▼▼▼
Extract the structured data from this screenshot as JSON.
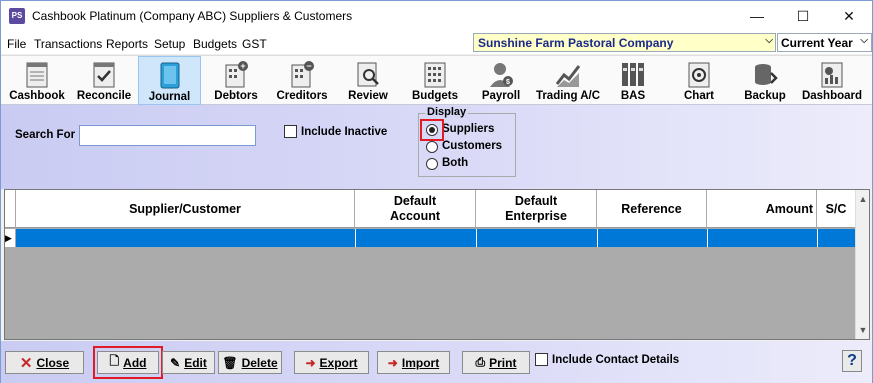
{
  "window": {
    "title": "Cashbook Platinum (Company ABC)  Suppliers & Customers",
    "app_icon_text": "PS",
    "controls": {
      "minimize": "—",
      "maximize": "☐",
      "close": "✕"
    }
  },
  "menu": [
    "File",
    "Transactions",
    "Reports",
    "Setup",
    "Budgets",
    "GST"
  ],
  "company_select": {
    "value": "Sunshine Farm Pastoral Company"
  },
  "year_select": {
    "value": "Current Year"
  },
  "toolbar": [
    {
      "label": "Cashbook",
      "icon": "cashbook-icon"
    },
    {
      "label": "Reconcile",
      "icon": "reconcile-icon"
    },
    {
      "label": "Journal",
      "icon": "journal-icon"
    },
    {
      "label": "Debtors",
      "icon": "debtors-icon"
    },
    {
      "label": "Creditors",
      "icon": "creditors-icon"
    },
    {
      "label": "Review",
      "icon": "review-icon"
    },
    {
      "label": "Budgets",
      "icon": "budgets-icon"
    },
    {
      "label": "Payroll",
      "icon": "payroll-icon"
    },
    {
      "label": "Trading A/C",
      "icon": "trading-icon"
    },
    {
      "label": "BAS",
      "icon": "bas-icon"
    },
    {
      "label": "Chart",
      "icon": "chart-icon"
    },
    {
      "label": "Backup",
      "icon": "backup-icon"
    },
    {
      "label": "Dashboard",
      "icon": "dashboard-icon"
    }
  ],
  "search": {
    "label": "Search For",
    "value": "",
    "include_inactive_label": "Include Inactive",
    "include_inactive_checked": false
  },
  "display": {
    "title": "Display",
    "options": [
      "Suppliers",
      "Customers",
      "Both"
    ],
    "selected": "Suppliers"
  },
  "grid": {
    "columns": [
      "Supplier/Customer",
      "Default\nAccount",
      "Default\nEnterprise",
      "Reference",
      "Amount",
      "S/C"
    ],
    "row_indicator": "▶"
  },
  "buttons": {
    "close": {
      "label": "Close",
      "icon": "close-x-icon"
    },
    "add": {
      "label": "Add",
      "icon": "new-page-icon"
    },
    "edit": {
      "label": "Edit",
      "icon": "edit-icon"
    },
    "delete": {
      "label": "Delete",
      "icon": "trash-icon"
    },
    "export": {
      "label": "Export",
      "icon": "export-icon"
    },
    "import": {
      "label": "Import",
      "icon": "import-icon"
    },
    "print": {
      "label": "Print",
      "icon": "printer-icon"
    }
  },
  "include_contact_details": {
    "label": "Include Contact Details",
    "checked": false
  },
  "help": "?",
  "colors": {
    "accent": "#0078d7",
    "highlight": "#e01b24",
    "panel": "#d6d6f5"
  }
}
▲▲▲
## [PROBLEM]
Without including any picture, retype the entries exactly.

## [PROBLEM SOLUTION]
Extract the structured data from this screenshot as JSON.
{
  "window": {
    "title": "Cashbook Platinum (Company ABC)  Suppliers & Customers",
    "app_icon_text": "PS",
    "controls": {
      "minimize": "—",
      "maximize": "☐",
      "close": "✕"
    }
  },
  "menu": [
    "File",
    "Transactions",
    "Reports",
    "Setup",
    "Budgets",
    "GST"
  ],
  "company_select": {
    "value": "Sunshine Farm Pastoral Company"
  },
  "year_select": {
    "value": "Current Year"
  },
  "toolbar": [
    {
      "label": "Cashbook",
      "icon": "cashbook-icon"
    },
    {
      "label": "Reconcile",
      "icon": "reconcile-icon"
    },
    {
      "label": "Journal",
      "icon": "journal-icon"
    },
    {
      "label": "Debtors",
      "icon": "debtors-icon"
    },
    {
      "label": "Creditors",
      "icon": "creditors-icon"
    },
    {
      "label": "Review",
      "icon": "review-icon"
    },
    {
      "label": "Budgets",
      "icon": "budgets-icon"
    },
    {
      "label": "Payroll",
      "icon": "payroll-icon"
    },
    {
      "label": "Trading A/C",
      "icon": "trading-icon"
    },
    {
      "label": "BAS",
      "icon": "bas-icon"
    },
    {
      "label": "Chart",
      "icon": "chart-icon"
    },
    {
      "label": "Backup",
      "icon": "backup-icon"
    },
    {
      "label": "Dashboard",
      "icon": "dashboard-icon"
    }
  ],
  "search": {
    "label": "Search For",
    "value": "",
    "include_inactive_label": "Include Inactive",
    "include_inactive_checked": false
  },
  "display": {
    "title": "Display",
    "options": [
      "Suppliers",
      "Customers",
      "Both"
    ],
    "selected": "Suppliers"
  },
  "grid": {
    "columns": [
      "Supplier/Customer",
      "Default\nAccount",
      "Default\nEnterprise",
      "Reference",
      "Amount",
      "S/C"
    ],
    "row_indicator": "▶"
  },
  "buttons": {
    "close": {
      "label": "Close",
      "icon": "close-x-icon"
    },
    "add": {
      "label": "Add",
      "icon": "new-page-icon"
    },
    "edit": {
      "label": "Edit",
      "icon": "edit-icon"
    },
    "delete": {
      "label": "Delete",
      "icon": "trash-icon"
    },
    "export": {
      "label": "Export",
      "icon": "export-icon"
    },
    "import": {
      "label": "Import",
      "icon": "import-icon"
    },
    "print": {
      "label": "Print",
      "icon": "printer-icon"
    }
  },
  "include_contact_details": {
    "label": "Include Contact Details",
    "checked": false
  },
  "help": "?",
  "colors": {
    "accent": "#0078d7",
    "highlight": "#e01b24",
    "panel": "#d6d6f5"
  }
}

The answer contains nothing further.